> _Texto fornecido_:
O Desafio da Unidade: Reflexões sobre o Momento Atual da Auditece
Por Juracy Soares*
Por que chegamos a esse estágio de embate entre associados?
Quais os motivos que nos unem? E o que nos leva, neste momento, a um clima de acirramento de ânimos? Será que ainda temos razões para permanecermos – todos – sob a mesma entidade?
Essas perguntas me acompanharam ao longo desse fim de semana e me levaram a escrever estas linhas. Há poucos meses, se alguém me dissesse que viveríamos uma situação como a atual, eu certamente não acreditaria. Hoje, no entanto, vemos um grupo de associados se desfiliar para criar um canal paralelo de comunicação e até acenar para a formação de uma nova associação. Vemos também outro grupo a exigir da entidade uma solicitação de ADI contra outro grupo. E surge a pergunta: com qual objetivo?
Um olhar para a nossa história
Quando foi criada, em 2000, a Auditece reuniu como associados todos os servidores da SEFAZ-CE detentores do cargo de Auditor Fiscal da Receita Estadual (AFRE), incluindo aqueles que haviam alcançado o cargo por redenominação ou transformação.

Registros de anotação de layout
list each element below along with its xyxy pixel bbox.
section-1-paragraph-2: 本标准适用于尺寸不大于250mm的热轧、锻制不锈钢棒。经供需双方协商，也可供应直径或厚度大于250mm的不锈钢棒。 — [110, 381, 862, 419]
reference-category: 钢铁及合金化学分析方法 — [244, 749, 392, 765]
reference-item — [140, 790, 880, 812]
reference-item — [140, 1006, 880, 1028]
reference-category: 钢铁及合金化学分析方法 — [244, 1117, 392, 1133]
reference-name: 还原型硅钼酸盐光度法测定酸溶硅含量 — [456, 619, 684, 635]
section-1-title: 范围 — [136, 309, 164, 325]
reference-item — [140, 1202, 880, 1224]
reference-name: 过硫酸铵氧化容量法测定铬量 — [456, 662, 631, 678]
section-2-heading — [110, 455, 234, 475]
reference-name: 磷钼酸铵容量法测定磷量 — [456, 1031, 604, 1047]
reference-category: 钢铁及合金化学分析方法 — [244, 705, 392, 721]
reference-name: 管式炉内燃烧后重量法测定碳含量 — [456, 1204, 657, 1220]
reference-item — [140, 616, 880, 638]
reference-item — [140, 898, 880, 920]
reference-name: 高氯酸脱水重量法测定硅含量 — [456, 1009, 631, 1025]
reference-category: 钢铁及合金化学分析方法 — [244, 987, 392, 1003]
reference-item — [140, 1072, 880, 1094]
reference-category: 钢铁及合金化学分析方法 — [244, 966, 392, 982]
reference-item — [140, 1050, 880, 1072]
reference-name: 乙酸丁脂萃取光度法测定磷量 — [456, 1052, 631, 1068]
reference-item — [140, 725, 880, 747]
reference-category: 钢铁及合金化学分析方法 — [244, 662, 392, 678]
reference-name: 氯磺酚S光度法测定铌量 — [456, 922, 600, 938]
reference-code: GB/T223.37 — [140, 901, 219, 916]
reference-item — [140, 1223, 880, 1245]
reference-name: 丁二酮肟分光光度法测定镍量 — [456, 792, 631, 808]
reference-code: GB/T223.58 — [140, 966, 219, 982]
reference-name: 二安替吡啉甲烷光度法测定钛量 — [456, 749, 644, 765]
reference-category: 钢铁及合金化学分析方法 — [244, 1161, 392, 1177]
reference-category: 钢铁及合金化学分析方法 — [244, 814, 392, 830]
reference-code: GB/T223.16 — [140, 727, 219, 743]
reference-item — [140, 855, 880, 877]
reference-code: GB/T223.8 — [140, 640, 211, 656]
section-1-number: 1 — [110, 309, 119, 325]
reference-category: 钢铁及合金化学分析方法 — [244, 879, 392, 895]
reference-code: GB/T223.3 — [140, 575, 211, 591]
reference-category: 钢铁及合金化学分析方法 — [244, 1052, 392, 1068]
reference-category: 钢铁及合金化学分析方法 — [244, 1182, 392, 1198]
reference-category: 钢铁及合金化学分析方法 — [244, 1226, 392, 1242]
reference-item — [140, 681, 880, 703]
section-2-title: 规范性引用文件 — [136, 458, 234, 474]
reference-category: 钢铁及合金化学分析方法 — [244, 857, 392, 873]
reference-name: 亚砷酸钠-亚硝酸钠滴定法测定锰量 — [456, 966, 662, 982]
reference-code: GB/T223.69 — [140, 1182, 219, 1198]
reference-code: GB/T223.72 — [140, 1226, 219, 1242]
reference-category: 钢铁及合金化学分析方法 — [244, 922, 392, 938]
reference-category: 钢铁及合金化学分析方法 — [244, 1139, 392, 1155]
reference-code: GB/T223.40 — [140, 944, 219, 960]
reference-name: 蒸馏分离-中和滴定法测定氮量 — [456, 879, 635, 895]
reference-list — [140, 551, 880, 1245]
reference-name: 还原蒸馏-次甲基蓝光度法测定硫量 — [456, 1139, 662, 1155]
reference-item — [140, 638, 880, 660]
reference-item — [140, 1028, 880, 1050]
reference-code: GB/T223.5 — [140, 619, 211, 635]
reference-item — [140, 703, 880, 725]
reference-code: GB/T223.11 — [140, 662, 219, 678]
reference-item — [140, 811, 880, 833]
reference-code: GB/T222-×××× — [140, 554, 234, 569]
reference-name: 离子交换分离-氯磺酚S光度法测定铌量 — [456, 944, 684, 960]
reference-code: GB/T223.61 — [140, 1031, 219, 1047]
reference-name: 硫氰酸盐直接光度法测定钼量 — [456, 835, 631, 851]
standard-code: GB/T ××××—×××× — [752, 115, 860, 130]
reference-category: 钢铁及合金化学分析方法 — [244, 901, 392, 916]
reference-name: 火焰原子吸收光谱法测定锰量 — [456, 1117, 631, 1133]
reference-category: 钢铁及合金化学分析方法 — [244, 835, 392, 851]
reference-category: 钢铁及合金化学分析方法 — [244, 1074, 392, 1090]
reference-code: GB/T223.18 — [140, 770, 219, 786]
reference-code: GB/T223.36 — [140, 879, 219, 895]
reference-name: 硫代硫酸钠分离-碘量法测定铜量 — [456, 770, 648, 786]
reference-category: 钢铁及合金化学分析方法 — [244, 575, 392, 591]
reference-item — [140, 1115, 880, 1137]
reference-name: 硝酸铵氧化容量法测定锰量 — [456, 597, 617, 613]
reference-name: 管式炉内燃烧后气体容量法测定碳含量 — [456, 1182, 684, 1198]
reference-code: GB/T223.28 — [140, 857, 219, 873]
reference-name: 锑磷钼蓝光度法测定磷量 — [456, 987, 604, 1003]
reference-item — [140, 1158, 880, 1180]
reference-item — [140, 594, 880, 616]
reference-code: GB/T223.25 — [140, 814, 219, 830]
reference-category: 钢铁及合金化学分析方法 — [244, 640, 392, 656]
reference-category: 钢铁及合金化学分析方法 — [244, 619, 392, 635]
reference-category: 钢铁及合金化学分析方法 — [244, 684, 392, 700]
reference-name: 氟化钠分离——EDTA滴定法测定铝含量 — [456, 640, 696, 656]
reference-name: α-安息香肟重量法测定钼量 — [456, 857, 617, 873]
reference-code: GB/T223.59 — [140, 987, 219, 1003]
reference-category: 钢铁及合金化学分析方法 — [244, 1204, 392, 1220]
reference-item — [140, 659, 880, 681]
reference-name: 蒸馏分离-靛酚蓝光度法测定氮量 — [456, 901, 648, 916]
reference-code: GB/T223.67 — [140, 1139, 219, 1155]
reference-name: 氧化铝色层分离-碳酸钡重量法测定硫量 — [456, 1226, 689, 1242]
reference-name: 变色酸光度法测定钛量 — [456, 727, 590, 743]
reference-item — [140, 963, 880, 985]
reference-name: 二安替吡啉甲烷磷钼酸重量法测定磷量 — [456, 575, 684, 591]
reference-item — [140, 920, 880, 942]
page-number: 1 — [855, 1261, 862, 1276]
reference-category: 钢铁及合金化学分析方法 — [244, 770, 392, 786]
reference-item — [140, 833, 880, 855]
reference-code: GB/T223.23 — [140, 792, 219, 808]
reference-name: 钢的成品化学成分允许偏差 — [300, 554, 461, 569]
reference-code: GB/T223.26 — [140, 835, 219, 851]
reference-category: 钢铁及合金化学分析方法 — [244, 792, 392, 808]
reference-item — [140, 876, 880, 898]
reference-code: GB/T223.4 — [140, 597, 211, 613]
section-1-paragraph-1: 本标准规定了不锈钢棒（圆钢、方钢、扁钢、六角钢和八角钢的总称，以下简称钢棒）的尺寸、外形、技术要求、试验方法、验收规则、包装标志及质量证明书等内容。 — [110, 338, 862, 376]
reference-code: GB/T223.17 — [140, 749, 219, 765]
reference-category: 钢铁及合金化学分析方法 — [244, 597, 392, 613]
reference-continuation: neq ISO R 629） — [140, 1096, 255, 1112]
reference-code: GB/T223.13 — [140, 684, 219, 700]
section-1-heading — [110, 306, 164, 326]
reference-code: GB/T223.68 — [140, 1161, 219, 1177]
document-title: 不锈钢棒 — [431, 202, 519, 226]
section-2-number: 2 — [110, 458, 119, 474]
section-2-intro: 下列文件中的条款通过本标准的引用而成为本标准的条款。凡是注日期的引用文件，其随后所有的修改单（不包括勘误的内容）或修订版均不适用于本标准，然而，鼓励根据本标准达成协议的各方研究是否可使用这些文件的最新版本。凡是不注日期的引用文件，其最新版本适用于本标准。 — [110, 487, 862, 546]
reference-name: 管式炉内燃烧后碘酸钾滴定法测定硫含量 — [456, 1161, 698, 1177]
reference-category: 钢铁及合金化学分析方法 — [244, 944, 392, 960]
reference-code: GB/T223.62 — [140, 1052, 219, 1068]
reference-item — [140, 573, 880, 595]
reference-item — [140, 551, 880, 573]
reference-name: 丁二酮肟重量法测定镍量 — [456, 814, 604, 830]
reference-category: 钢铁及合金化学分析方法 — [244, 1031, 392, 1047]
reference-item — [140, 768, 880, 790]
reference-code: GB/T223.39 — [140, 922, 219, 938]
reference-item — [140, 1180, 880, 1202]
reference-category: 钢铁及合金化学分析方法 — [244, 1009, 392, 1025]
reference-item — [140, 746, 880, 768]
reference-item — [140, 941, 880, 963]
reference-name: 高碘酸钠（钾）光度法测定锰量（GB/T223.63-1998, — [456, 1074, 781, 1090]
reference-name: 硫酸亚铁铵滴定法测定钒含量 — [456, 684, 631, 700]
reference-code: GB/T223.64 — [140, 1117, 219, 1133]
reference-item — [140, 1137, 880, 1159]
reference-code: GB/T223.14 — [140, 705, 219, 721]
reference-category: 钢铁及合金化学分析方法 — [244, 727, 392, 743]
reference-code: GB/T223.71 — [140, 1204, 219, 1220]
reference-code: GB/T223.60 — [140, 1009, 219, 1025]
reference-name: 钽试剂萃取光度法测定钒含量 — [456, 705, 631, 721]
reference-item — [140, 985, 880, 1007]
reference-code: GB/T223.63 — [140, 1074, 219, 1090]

--

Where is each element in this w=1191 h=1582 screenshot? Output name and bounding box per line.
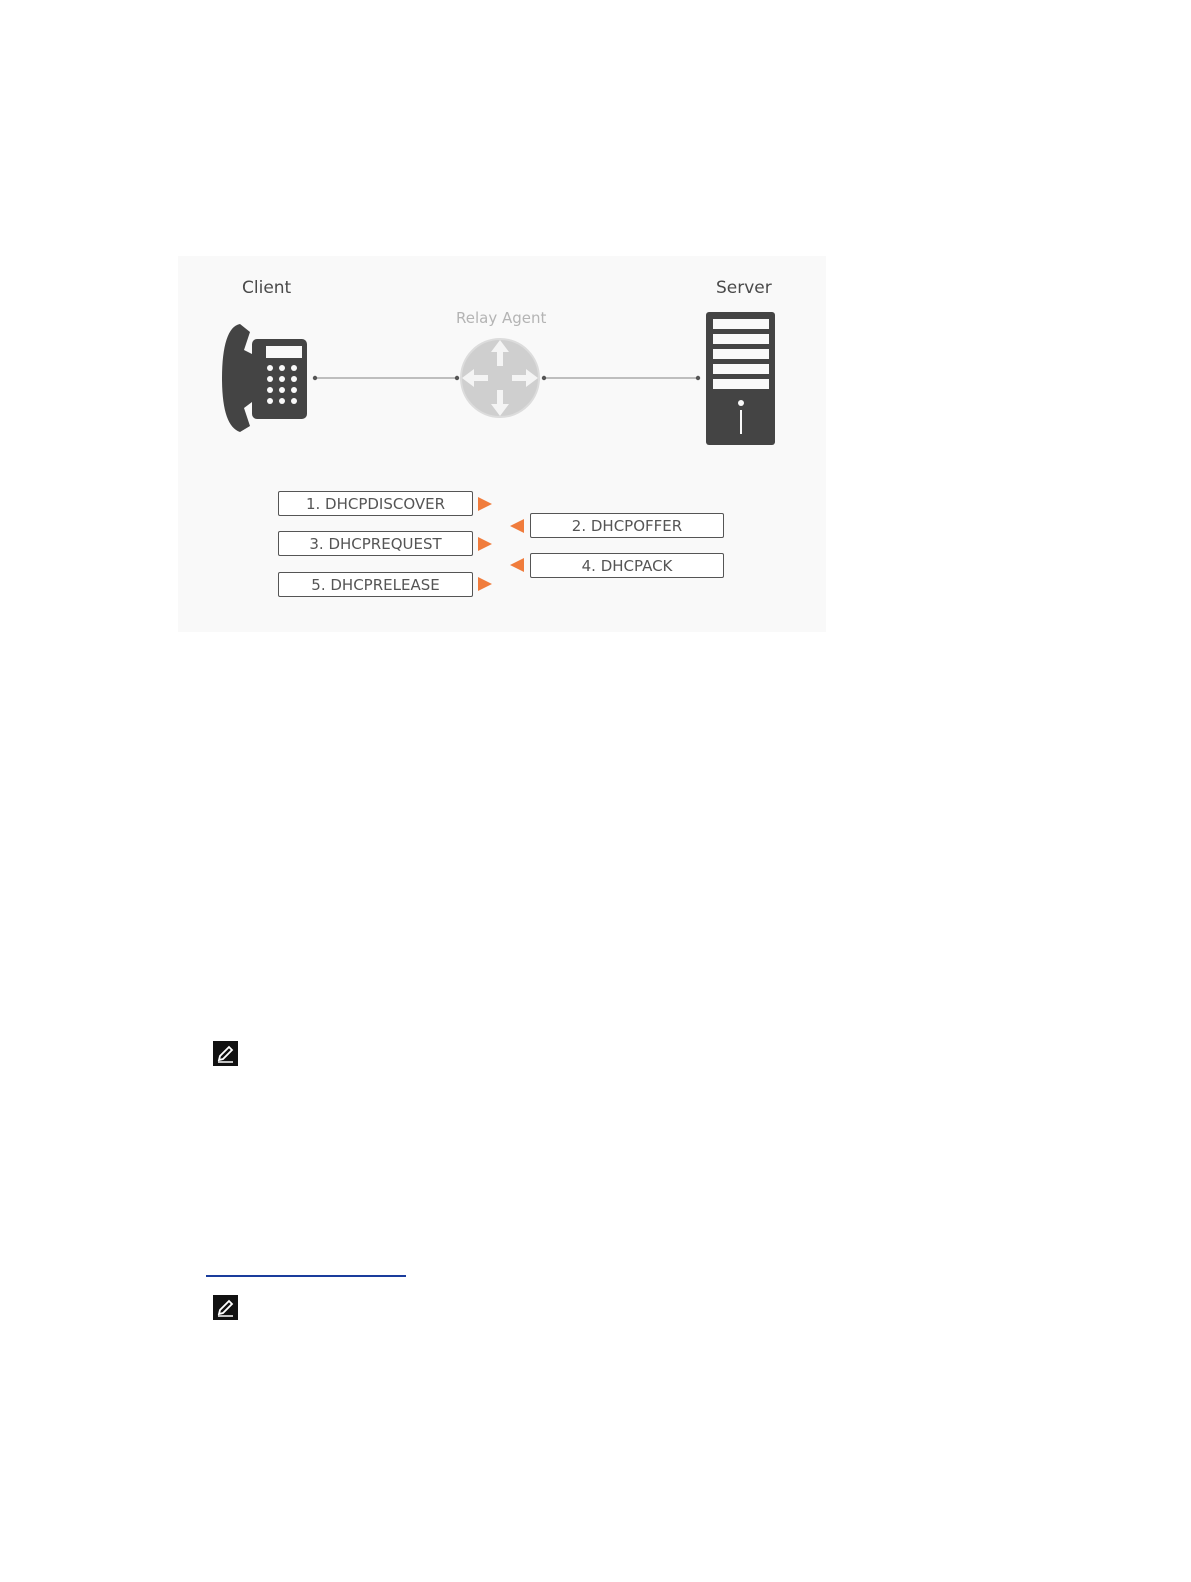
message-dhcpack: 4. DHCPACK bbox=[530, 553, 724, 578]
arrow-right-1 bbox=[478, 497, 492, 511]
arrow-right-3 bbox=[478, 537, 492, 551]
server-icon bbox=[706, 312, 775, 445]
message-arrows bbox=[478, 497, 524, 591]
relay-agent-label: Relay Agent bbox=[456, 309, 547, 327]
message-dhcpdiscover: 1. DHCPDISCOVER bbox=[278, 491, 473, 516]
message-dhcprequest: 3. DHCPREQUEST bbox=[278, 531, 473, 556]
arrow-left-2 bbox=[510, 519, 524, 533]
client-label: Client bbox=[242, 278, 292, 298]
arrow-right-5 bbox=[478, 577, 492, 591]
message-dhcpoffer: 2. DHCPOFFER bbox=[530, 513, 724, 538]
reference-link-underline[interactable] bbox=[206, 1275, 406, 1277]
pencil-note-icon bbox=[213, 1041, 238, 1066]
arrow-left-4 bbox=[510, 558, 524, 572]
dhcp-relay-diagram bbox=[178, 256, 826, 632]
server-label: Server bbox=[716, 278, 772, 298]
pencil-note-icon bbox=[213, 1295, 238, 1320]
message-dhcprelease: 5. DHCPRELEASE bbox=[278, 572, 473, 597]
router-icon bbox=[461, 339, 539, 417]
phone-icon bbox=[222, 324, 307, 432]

> _Exercício proposto 1_: Transcreva do texto fornecido tudo o que vai de "Quais os motivos" até "a mesma entidade?".
> _Exercício proposto 2_: Segundo o texto fornecido, em que ano a Auditece foi criada?

> _Resposta completa 1_:
Quais os motivos que nos unem? E o que nos leva, neste momento, a um clima de acirramento de ânimos? Será que ainda temos razões para permanecermos – todos – sob a mesma entidade?

> _Resposta completa 2_: Em 2000.